→ **Exercise requirements**
Write out the entire listing below exactly as it appears, minus any pictures.

___ The data ___

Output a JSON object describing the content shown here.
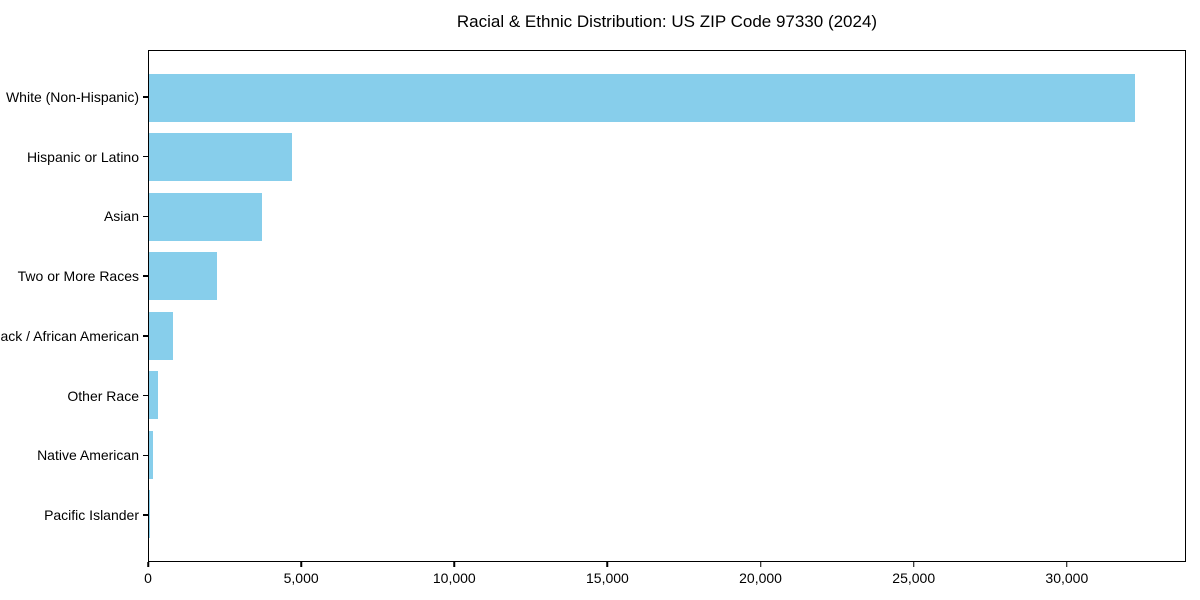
{
  "title": "Racial & Ethnic Distribution: US ZIP Code 97330 (2024)",
  "colors": {
    "bar_color": "#87CEEB",
    "axis_color": "#000000",
    "text_color": "#000000",
    "background": "#ffffff"
  },
  "chart_data": {
    "type": "bar",
    "orientation": "horizontal",
    "title": "Racial & Ethnic Distribution: US ZIP Code 97330 (2024)",
    "xlabel": "",
    "ylabel": "",
    "categories": [
      "White (Non-Hispanic)",
      "Hispanic or Latino",
      "Asian",
      "Two or More Races",
      "Black / African American",
      "Other Race",
      "Native American",
      "Pacific Islander"
    ],
    "values": [
      32240,
      4670,
      3710,
      2210,
      770,
      300,
      120,
      25
    ],
    "xlim": [
      0,
      33890
    ],
    "xticks": [
      0,
      5000,
      10000,
      15000,
      20000,
      25000,
      30000
    ],
    "xtick_labels": [
      "0",
      "5,000",
      "10,000",
      "15,000",
      "20,000",
      "25,000",
      "30,000"
    ],
    "bar_color": "#87CEEB",
    "grid": false,
    "legend": null
  }
}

___

→ **Complete answer**
Output a JSON object describing the content shown here.
{
  "title": "Racial & Ethnic Distribution: US ZIP Code 97330 (2024)",
  "colors": {
    "bar_color": "#87CEEB",
    "axis_color": "#000000",
    "text_color": "#000000",
    "background": "#ffffff"
  },
  "chart_data": {
    "type": "bar",
    "orientation": "horizontal",
    "title": "Racial & Ethnic Distribution: US ZIP Code 97330 (2024)",
    "xlabel": "",
    "ylabel": "",
    "categories": [
      "White (Non-Hispanic)",
      "Hispanic or Latino",
      "Asian",
      "Two or More Races",
      "Black / African American",
      "Other Race",
      "Native American",
      "Pacific Islander"
    ],
    "values": [
      32240,
      4670,
      3710,
      2210,
      770,
      300,
      120,
      25
    ],
    "xlim": [
      0,
      33890
    ],
    "xticks": [
      0,
      5000,
      10000,
      15000,
      20000,
      25000,
      30000
    ],
    "xtick_labels": [
      "0",
      "5,000",
      "10,000",
      "15,000",
      "20,000",
      "25,000",
      "30,000"
    ],
    "bar_color": "#87CEEB",
    "grid": false,
    "legend": null
  }
}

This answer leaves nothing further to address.